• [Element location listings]
Begin
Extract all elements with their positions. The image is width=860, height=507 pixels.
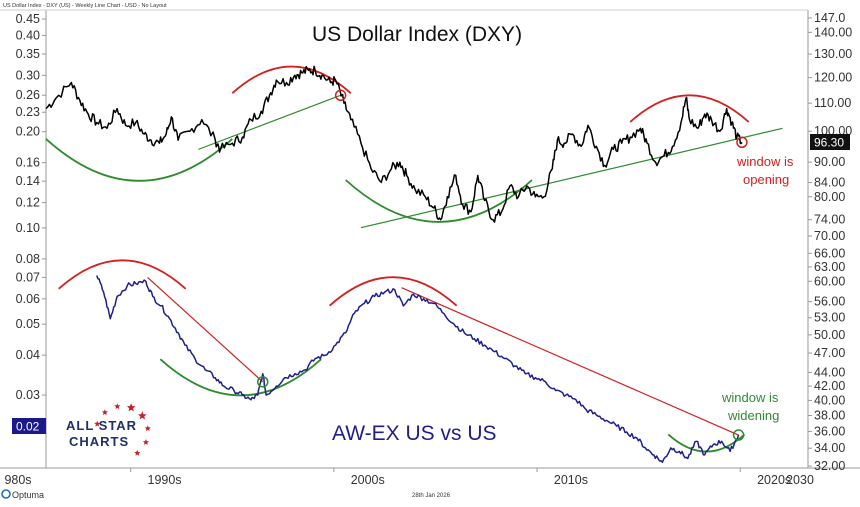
left-axis-ticks: 0.45 0.40 0.35 0.30 0.26 0.23 0.20 0.16 0.14 0.12… bbox=[16, 12, 46, 402]
arc-2 bbox=[45, 138, 233, 182]
logo-star-0 bbox=[94, 420, 101, 427]
series-lines bbox=[45, 65, 743, 463]
ratio-title: AW-EX US vs US bbox=[332, 422, 497, 445]
right-tick-label-14: 60.00 bbox=[814, 274, 845, 288]
right-tick-label-24: 34.00 bbox=[814, 441, 845, 455]
left-tick-label-15: 0.04 bbox=[16, 348, 40, 362]
right-tick-label-22: 38.00 bbox=[814, 409, 845, 423]
arc-5 bbox=[329, 276, 458, 307]
left-tick-label-2: 0.35 bbox=[16, 47, 40, 61]
left-tick-label-1: 0.40 bbox=[16, 28, 40, 42]
logo-stars-icon bbox=[94, 403, 151, 456]
marker-circle-2 bbox=[256, 376, 269, 388]
right-tick-label-19: 44.00 bbox=[814, 365, 845, 379]
window-opening-line1: window is bbox=[736, 154, 794, 169]
right-tick-label-0: 147.0 bbox=[814, 11, 845, 25]
logo-line1: ALL STAR bbox=[66, 418, 137, 433]
right-tick-label-23: 36.00 bbox=[814, 424, 845, 438]
trendlines bbox=[147, 94, 783, 436]
top-caption: US Dollar Index - DXY (US) - Weekly Line… bbox=[3, 3, 167, 9]
left-tick-label-14: 0.05 bbox=[16, 317, 40, 331]
left-tick-label-12: 0.07 bbox=[16, 270, 40, 284]
left-tick-label-4: 0.26 bbox=[16, 88, 40, 102]
left-tick-label-8: 0.14 bbox=[16, 174, 40, 188]
right-tick-label-9: 80.00 bbox=[814, 190, 845, 204]
left-tick-label-10: 0.10 bbox=[16, 221, 40, 235]
logo-star-1 bbox=[101, 409, 108, 415]
left-tick-label-7: 0.16 bbox=[16, 156, 40, 170]
window-widening-line1: window is bbox=[721, 390, 779, 405]
x-tick-label-5: 2030 bbox=[786, 473, 814, 487]
right-tick-label-15: 56.00 bbox=[814, 295, 845, 309]
arc-3 bbox=[345, 179, 533, 223]
right-tick-label-4: 110.00 bbox=[814, 96, 851, 110]
x-tick-label-0: 980s bbox=[4, 473, 31, 487]
right-tick-label-7: 90.00 bbox=[814, 155, 845, 169]
marker-circle-0 bbox=[334, 89, 347, 102]
arc-6 bbox=[159, 358, 322, 397]
trendline-3 bbox=[401, 287, 739, 436]
logo-line2: CHARTS bbox=[69, 434, 129, 449]
right-tick-label-3: 120.00 bbox=[814, 71, 852, 85]
logo-star-7 bbox=[134, 449, 141, 456]
x-tick-label-1: 1990s bbox=[148, 473, 182, 487]
footer-brand: Optuma bbox=[12, 490, 44, 500]
right-tick-label-16: 53.00 bbox=[814, 311, 845, 325]
ratio-current-value: 0.02 bbox=[16, 420, 40, 434]
right-tick-label-21: 40.00 bbox=[814, 393, 845, 407]
right-tick-label-2: 130.00 bbox=[814, 47, 852, 61]
left-tick-label-13: 0.06 bbox=[16, 292, 40, 306]
right-tick-label-17: 50.00 bbox=[814, 328, 845, 342]
left-tick-label-0: 0.45 bbox=[16, 12, 40, 26]
arc-4 bbox=[58, 259, 187, 290]
left-tick-label-11: 0.08 bbox=[16, 252, 40, 266]
left-tick-label-5: 0.23 bbox=[16, 105, 40, 119]
footer-date: 28th Jan 2026 bbox=[412, 493, 451, 499]
x-tick-label-2: 2000s bbox=[351, 473, 385, 487]
series-line-1 bbox=[96, 275, 740, 463]
left-tick-label-16: 0.03 bbox=[16, 388, 40, 402]
right-tick-label-13: 63.00 bbox=[814, 260, 845, 274]
right-tick-label-11: 70.00 bbox=[814, 229, 845, 243]
window-widening-line2: widening bbox=[727, 408, 779, 423]
logo-star-5 bbox=[144, 425, 151, 432]
trendline-1 bbox=[360, 127, 783, 229]
circle-markers bbox=[256, 89, 748, 441]
dxy-current-badge: 96.30 bbox=[810, 134, 850, 150]
right-tick-label-1: 140.00 bbox=[814, 25, 852, 39]
ratio-current-badge: 0.02 bbox=[12, 418, 46, 434]
arc-1 bbox=[629, 94, 750, 123]
logo-star-2 bbox=[114, 403, 121, 409]
marker-circle-1 bbox=[736, 136, 748, 149]
dxy-current-value: 96.30 bbox=[814, 136, 844, 150]
dxy-title: US Dollar Index (DXY) bbox=[312, 23, 522, 46]
right-tick-label-12: 66.00 bbox=[814, 246, 845, 260]
optuma-brand: Optuma bbox=[1, 489, 44, 500]
right-tick-label-10: 74.00 bbox=[814, 213, 845, 227]
right-tick-label-8: 84.00 bbox=[814, 175, 845, 189]
left-tick-label-6: 0.20 bbox=[16, 125, 40, 139]
series-line-0 bbox=[45, 65, 743, 223]
marker-circle-3 bbox=[732, 429, 745, 441]
logo-star-4 bbox=[138, 411, 147, 420]
right-tick-label-20: 42.00 bbox=[814, 379, 845, 393]
logo-star-3 bbox=[126, 403, 136, 412]
right-tick-label-18: 47.00 bbox=[814, 346, 845, 360]
x-tick-label-4: 2020s bbox=[757, 473, 791, 487]
left-tick-label-3: 0.30 bbox=[16, 68, 40, 82]
x-tick-label-3: 2010s bbox=[554, 473, 588, 487]
right-tick-label-25: 32.00 bbox=[814, 459, 845, 473]
all-star-charts-logo: ALL STAR CHARTS bbox=[66, 403, 151, 456]
optuma-logo-icon bbox=[1, 489, 11, 499]
window-opening-line2: opening bbox=[743, 172, 789, 187]
logo-star-6 bbox=[142, 439, 149, 445]
left-tick-label-9: 0.12 bbox=[16, 196, 40, 210]
trendline-2 bbox=[147, 276, 264, 383]
trendline-0 bbox=[198, 94, 341, 150]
End
• [Task description] Can you give every line of the records again with "bbox" swapped for "box", leaving everything else unchanged and dropping the pictures?

• [Solution to this task]
Extract all elements with their positions. The image is width=860, height=507 pixels.
left-axis-ticks: 0.45 0.40 0.35 0.30 0.26 0.23 0.20 0.16 0.14 0.12… box=[16, 12, 46, 402]
arc-2 box=[45, 138, 233, 182]
logo-star-0 box=[94, 420, 101, 427]
series-lines box=[45, 65, 743, 463]
ratio-title: AW-EX US vs US box=[332, 422, 497, 445]
right-tick-label-14: 60.00 box=[814, 274, 845, 288]
right-tick-label-24: 34.00 box=[814, 441, 845, 455]
left-tick-label-15: 0.04 box=[16, 348, 40, 362]
right-tick-label-22: 38.00 box=[814, 409, 845, 423]
arc-5 box=[329, 276, 458, 307]
left-tick-label-2: 0.35 box=[16, 47, 40, 61]
left-tick-label-1: 0.40 box=[16, 28, 40, 42]
logo-stars-icon box=[94, 403, 151, 456]
marker-circle-2 box=[256, 376, 269, 388]
right-tick-label-19: 44.00 box=[814, 365, 845, 379]
window-opening-line1: window is box=[736, 154, 794, 169]
right-tick-label-0: 147.0 box=[814, 11, 845, 25]
logo-line1: ALL STAR box=[66, 418, 137, 433]
right-tick-label-23: 36.00 box=[814, 424, 845, 438]
trendlines box=[147, 94, 783, 436]
top-caption: US Dollar Index - DXY (US) - Weekly Line… box=[3, 3, 167, 9]
left-tick-label-14: 0.05 box=[16, 317, 40, 331]
left-tick-label-12: 0.07 box=[16, 270, 40, 284]
left-tick-label-4: 0.26 box=[16, 88, 40, 102]
left-tick-label-8: 0.14 box=[16, 174, 40, 188]
right-tick-label-9: 80.00 box=[814, 190, 845, 204]
left-tick-label-10: 0.10 box=[16, 221, 40, 235]
logo-star-1 box=[101, 409, 108, 415]
left-tick-label-7: 0.16 box=[16, 156, 40, 170]
window-widening-line1: window is box=[721, 390, 779, 405]
x-tick-label-5: 2030 box=[786, 473, 814, 487]
right-tick-label-15: 56.00 box=[814, 295, 845, 309]
arc-3 box=[345, 179, 533, 223]
right-tick-label-4: 110.00 box=[814, 96, 851, 110]
x-tick-label-0: 980s box=[4, 473, 31, 487]
right-tick-label-7: 90.00 box=[814, 155, 845, 169]
marker-circle-0 box=[334, 89, 347, 102]
arc-6 box=[159, 358, 322, 397]
trendline-3 box=[401, 287, 739, 436]
logo-line2: CHARTS box=[69, 434, 129, 449]
right-tick-label-3: 120.00 box=[814, 71, 852, 85]
logo-star-7 box=[134, 449, 141, 456]
x-tick-label-1: 1990s box=[148, 473, 182, 487]
footer-brand: Optuma box=[12, 490, 44, 500]
right-tick-label-16: 53.00 box=[814, 311, 845, 325]
ratio-current-value: 0.02 box=[16, 420, 40, 434]
right-tick-label-21: 40.00 box=[814, 393, 845, 407]
right-tick-label-2: 130.00 box=[814, 47, 852, 61]
left-tick-label-13: 0.06 box=[16, 292, 40, 306]
right-tick-label-17: 50.00 box=[814, 328, 845, 342]
left-tick-label-0: 0.45 box=[16, 12, 40, 26]
arc-4 box=[58, 259, 187, 290]
left-tick-label-11: 0.08 box=[16, 252, 40, 266]
left-tick-label-5: 0.23 box=[16, 105, 40, 119]
footer-date: 28th Jan 2026 box=[412, 493, 451, 499]
x-tick-label-2: 2000s box=[351, 473, 385, 487]
series-line-1 box=[96, 275, 740, 463]
left-tick-label-16: 0.03 box=[16, 388, 40, 402]
right-tick-label-13: 63.00 box=[814, 260, 845, 274]
right-tick-label-11: 70.00 box=[814, 229, 845, 243]
window-widening-line2: widening box=[727, 408, 779, 423]
logo-star-5 box=[144, 425, 151, 432]
trendline-1 box=[360, 127, 783, 229]
circle-markers box=[256, 89, 748, 441]
dxy-current-badge: 96.30 box=[810, 134, 850, 150]
right-tick-label-1: 140.00 box=[814, 25, 852, 39]
ratio-current-badge: 0.02 box=[12, 418, 46, 434]
arc-1 box=[629, 94, 750, 123]
logo-star-2 box=[114, 403, 121, 409]
marker-circle-1 box=[736, 136, 748, 149]
dxy-current-value: 96.30 box=[814, 136, 844, 150]
dxy-title: US Dollar Index (DXY) box=[312, 23, 522, 46]
right-tick-label-12: 66.00 box=[814, 246, 845, 260]
optuma-brand: Optuma box=[1, 489, 44, 500]
right-tick-label-10: 74.00 box=[814, 213, 845, 227]
right-tick-label-8: 84.00 box=[814, 175, 845, 189]
left-tick-label-6: 0.20 box=[16, 125, 40, 139]
series-line-0 box=[45, 65, 743, 223]
marker-circle-3 box=[732, 429, 745, 441]
logo-star-4 box=[138, 411, 147, 420]
right-tick-label-20: 42.00 box=[814, 379, 845, 393]
logo-star-3 box=[126, 403, 136, 412]
right-tick-label-18: 47.00 box=[814, 346, 845, 360]
x-tick-label-4: 2020s box=[757, 473, 791, 487]
left-tick-label-3: 0.30 box=[16, 68, 40, 82]
x-tick-label-3: 2010s box=[554, 473, 588, 487]
right-tick-label-25: 32.00 box=[814, 459, 845, 473]
all-star-charts-logo: ALL STAR CHARTS box=[66, 403, 151, 456]
optuma-logo-icon box=[1, 489, 11, 499]
window-opening-line2: opening box=[743, 172, 789, 187]
logo-star-6 box=[142, 439, 149, 445]
left-tick-label-9: 0.12 box=[16, 196, 40, 210]
trendline-2 box=[147, 276, 264, 383]
trendline-0 box=[198, 94, 341, 150]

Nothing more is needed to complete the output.